## Set task
Every record should be written out exactly, with the pictures left out.
** start Task data **
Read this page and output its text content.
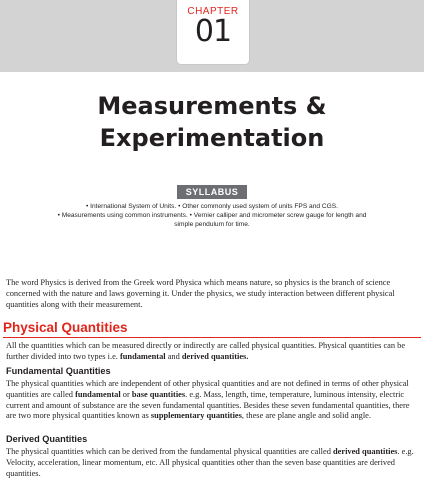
CHAPTER
01
Measurements &
Experimentation
SYLLABUS
• International System of Units. • Other commonly used system of units FPS and CGS.
• Measurements using common instruments. • Vernier calliper and micrometer screw gauge for length and simple pendulum for time.

The word Physics is derived from the Greek word Physica which means nature, so physics is the branch of science concerned with the nature and laws governing it. Under the physics, we study interaction between different physical quantities along with their measurement.

Physical Quantities

All the quantities which can be measured directly or indirectly are called physical quantities. Physical quantities can be further divided into two types i.e. fundamental and derived quantities.

Fundamental Quantities

The physical quantities which are independent of other physical quantities and are not defined in terms of other physical quantities are called fundamental or base quantities. e.g. Mass, length, time, temperature, luminous intensity, electric current and amount of substance are the seven fundamental quantities. Besides these seven fundamental quantities, there are two more physical quantities known as supplementary quantities, these are plane angle and solid angle.

Derived Quantities

The physical quantities which can be derived from the fundamental physical quantities are called derived quantities. e.g. Velocity, acceleration, linear momentum, etc. All physical quantities other than the seven base quantities are derived quantities.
** end Task data **
## Result below
Read this page and output its text content.
CHAPTER
01
Measurements &
Experimentation
SYLLABUS
• International System of Units. • Other commonly used system of units FPS and CGS.
• Measurements using common instruments. • Vernier calliper and micrometer screw gauge for length and simple pendulum for time.

The word Physics is derived from the Greek word Physica which means nature, so physics is the branch of science concerned with the nature and laws governing it. Under the physics, we study interaction between different physical quantities along with their measurement.

Physical Quantities

All the quantities which can be measured directly or indirectly are called physical quantities. Physical quantities can be further divided into two types i.e. fundamental and derived quantities.

Fundamental Quantities

The physical quantities which are independent of other physical quantities and are not defined in terms of other physical quantities are called fundamental or base quantities. e.g. Mass, length, time, temperature, luminous intensity, electric current and amount of substance are the seven fundamental quantities. Besides these seven fundamental quantities, there are two more physical quantities known as supplementary quantities, these are plane angle and solid angle.

Derived Quantities

The physical quantities which can be derived from the fundamental physical quantities are called derived quantities. e.g. Velocity, acceleration, linear momentum, etc. All physical quantities other than the seven base quantities are derived quantities.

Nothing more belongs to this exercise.